Data in this exercise:
○ ○ ○ ○
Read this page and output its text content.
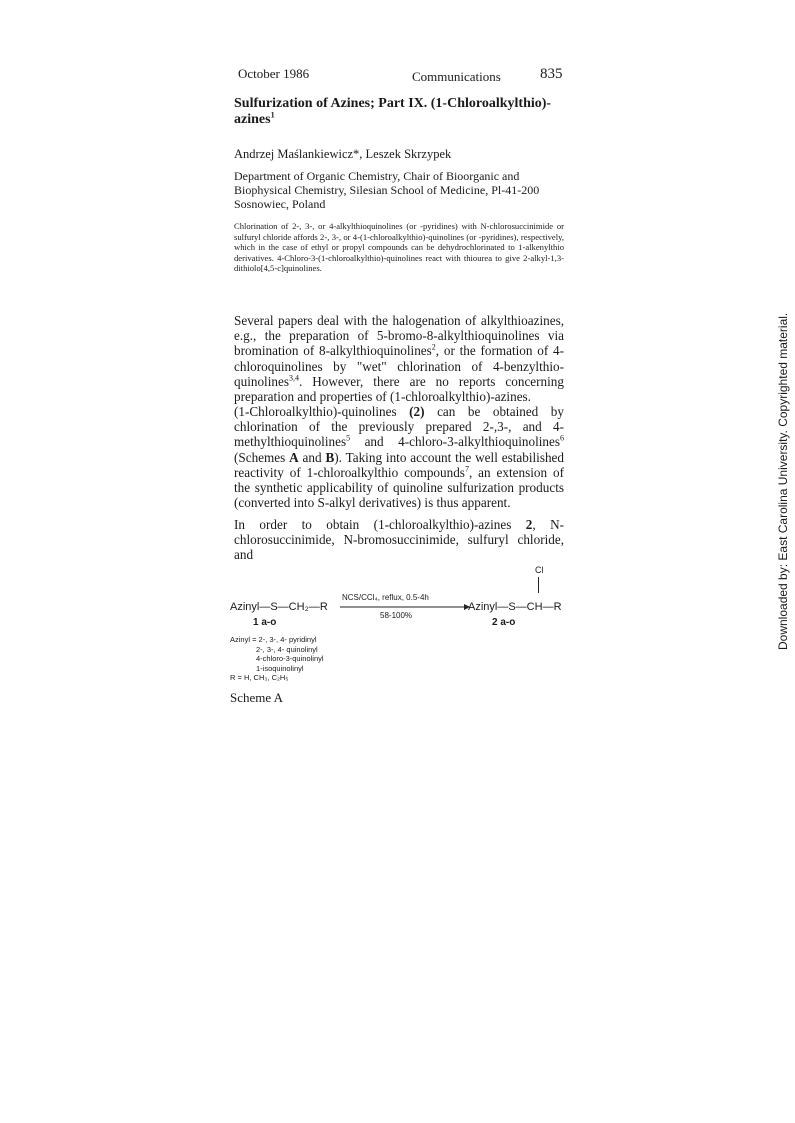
October 1986	Communications	835
Sulfurization of Azines; Part IX. (1-Chloroalkylthio)-azines$^1$
Andrzej Maślankiewicz*, Leszek Skrzypek
Department of Organic Chemistry, Chair of Bioorganic and Biophysical Chemistry, Silesian School of Medicine, Pl-41-200 Sosnowiec, Poland
Chlorination of 2-, 3-, or 4-alkylthioquinolines (or -pyridines) with N-chlorosuccinimide or sulfuryl chloride affords 2-, 3-, or 4-(1-chloroalkylthio)-quinolines (or -pyridines), respectively, which in the case of ethyl or propyl compounds can be dehydrochlorinated to 1-alkenylthio derivatives. 4-Chloro-3-(1-chloroalkylthio)-quinolines react with thiourea to give 2-alkyl-1,3-dithiolo[4,5-c]quinolines.
Several papers deal with the halogenation of alkylthioazines, e.g., the preparation of 5-bromo-8-alkylthioquinolines via bromination of 8-alkylthioquinolines$^2$, or the formation of 4-chloroquinolines by "wet" chlorination of 4-benzylthio-quinolines$^{3,4}$. However, there are no reports concerning preparation and properties of (1-chloroalkylthio)-azines.
(1-Chloroalkylthio)-quinolines (2) can be obtained by chlorination of the previously prepared 2-,3-, and 4-methylthioquinolines$^5$ and 4-chloro-3-alkylthioquinolines$^6$ (Schemes A and B). Taking into account the well estabilished reactivity of 1-chloroalkylthio compounds$^7$, an extension of the synthetic applicability of quinoline sulfurization products (converted into S-alkyl derivatives) is thus apparent.
In order to obtain (1-chloroalkylthio)-azines 2, N-chlorosuccinimide, N-bromosuccinimide, sulfuryl chloride, and
Azinyl—S—CH₂—R
1 a-o
NCS/CCl₄, reflux, 0.5-4h
58-100%
Cl
Azinyl—S—CH—R
2 a-o
Azinyl = 2-, 3-, 4- pyridinyl
2-, 3-, 4- quinolinyl
4-chloro-3-quinolinyl
1-isoquinolinyl
R = H, CH₃, C₂H₅
Scheme A
Downloaded by: East Carolina University. Copyrighted material.
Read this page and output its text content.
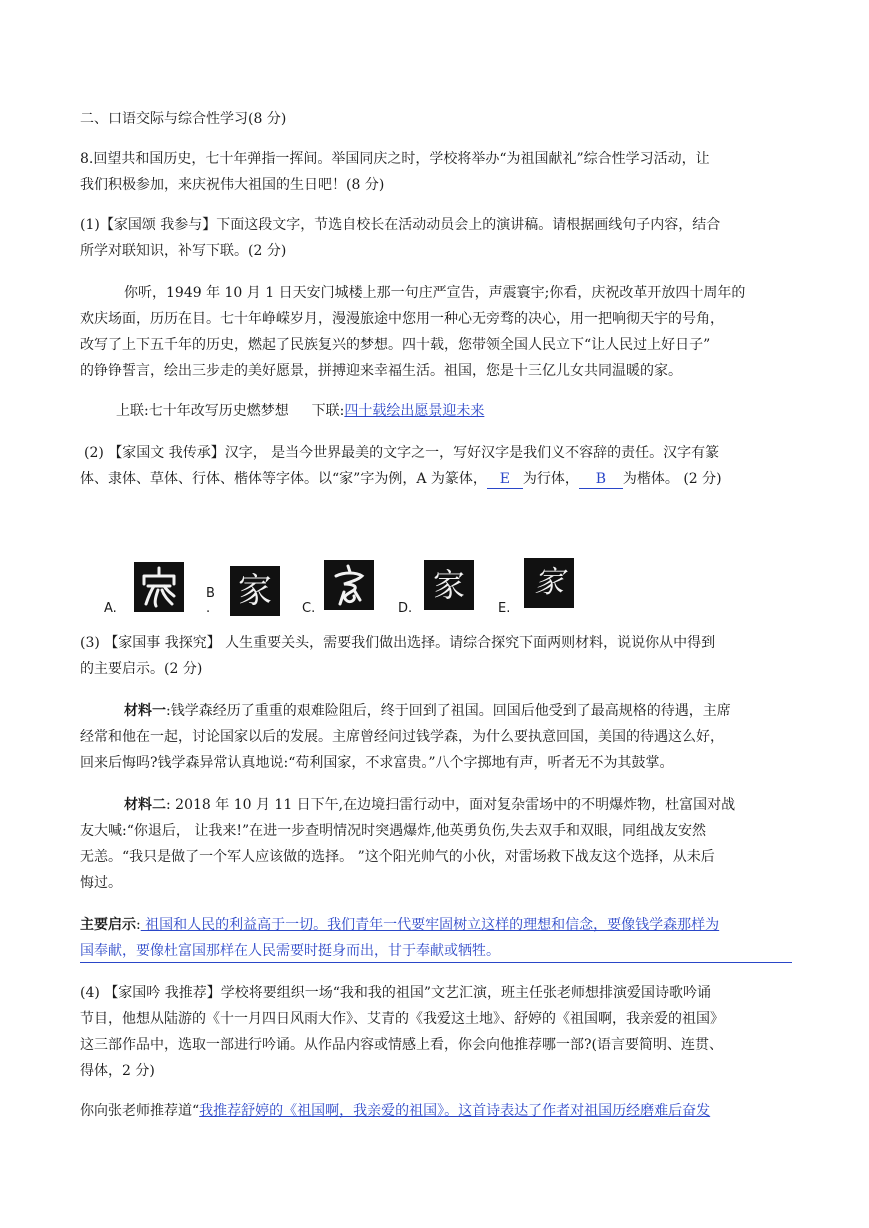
二、口语交际与综合性学习(8 分)
8.回望共和国历史，七十年弹指一挥间。举国同庆之时，学校将举办“为祖国献礼”综合性学习活动，让
我们积极参加，来庆祝伟大祖国的生日吧！(8 分)
(1)【家国颂 我参与】下面这段文字，节选自校长在活动动员会上的演讲稿。请根据画线句子内容，结合
所学对联知识，补写下联。(2 分)
你听，1949 年 10 月 1 日天安门城楼上那一句庄严宣告，声震寰宇;你看，庆祝改革开放四十周年的
欢庆场面，历历在目。七十年峥嵘岁月，漫漫旅途中您用一种心无旁骛的决心，用一把响彻天宇的号角，
改写了上下五千年的历史，燃起了民族复兴的梦想。四十载，您带领全国人民立下“让人民过上好日子”
的铮铮誓言，绘出三步走的美好愿景，拼搏迎来幸福生活。祖国，您是十三亿儿女共同温暖的家。
上联:七十年改写历史燃梦想 下联:四十载绘出愿景迎未来
(2) 【家国文 我传承】汉字， 是当今世界最美的文字之一，写好汉字是我们义不容辞的责任。汉字有篆
体、隶体、草体、行体、楷体等字体。以“家”字为例，A 为篆体， E 为行体， B 为楷体。 (2 分)
A.
B . 家	C.	D.
家
E.
家
(3) 【家国事 我探究】 人生重要关头，需要我们做出选择。请综合探究下面两则材料，说说你从中得到
的主要启示。(2 分)
材料一:钱学森经历了重重的艰难险阻后，终于回到了祖国。回国后他受到了最高规格的待遇，主席
经常和他在一起，讨论国家以后的发展。主席曾经问过钱学森，为什么要执意回国，美国的待遇这么好，
回来后悔吗?钱学森异常认真地说:“苟利国家，不求富贵。”八个字掷地有声，听者无不为其鼓掌。
材料二: 2018 年 10 月 11 日下午,在边境扫雷行动中，面对复杂雷场中的不明爆炸物，杜富国对战
友大喊:“你退后， 让我来!”在进一步查明情况时突遇爆炸,他英勇负伤,失去双手和双眼，同组战友安然
无恙。“我只是做了一个军人应该做的选择。 ”这个阳光帅气的小伙，对雷场救下战友这个选择，从未后
悔过。
主要启示: 祖国和人民的利益高于一切。我们青年一代要牢固树立这样的理想和信念，要像钱学森那样为
国奉献，要像杜富国那样在人民需要时挺身而出，甘于奉献或牺牲。
(4) 【家国吟 我推荐】学校将要组织一场“我和我的祖国”文艺汇演，班主任张老师想排演爱国诗歌吟诵
节目，他想从陆游的《十一月四日风雨大作》、艾青的《我爱这土地》、舒婷的《祖国啊，我亲爱的祖国》
这三部作品中，选取一部进行吟诵。从作品内容或情感上看，你会向他推荐哪一部?(语言要简明、连贯、
得体，2 分)
你向张老师推荐道“我推荐舒婷的《祖国啊，我亲爱的祖国》。这首诗表达了作者对祖国历经磨难后奋发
○ ○ ○ ○
Instructions for the task:
Choose all lines containing the string "compounds" and copy them out.

The output:
Chlorination of 2-, 3-, or 4-alkylthioquinolines (or -pyridines) with N-chlorosuccinimide or sulfuryl chloride affords 2-, 3-, or 4-(1-chloroalkylthio)-quinolines (or -pyridines), respectively, which in the case of ethyl or propyl compounds can be dehydrochlorinated to 1-alkenylthio derivatives. 4-Chloro-3-(1-chloroalkylthio)-quinolines react with thiourea to give 2-alkyl-1,3-dithiolo[4,5-c]quinolines.
(1-Chloroalkylthio)-quinolines (2) can be obtained by chlorination of the previously prepared 2-,3-, and 4-methylthioquinolines$^5$ and 4-chloro-3-alkylthioquinolines$^6$ (Schemes A and B). Taking into account the well estabilished reactivity of 1-chloroalkylthio compounds$^7$, an extension of the synthetic applicability of quinoline sulfurization products (converted into S-alkyl derivatives) is thus apparent.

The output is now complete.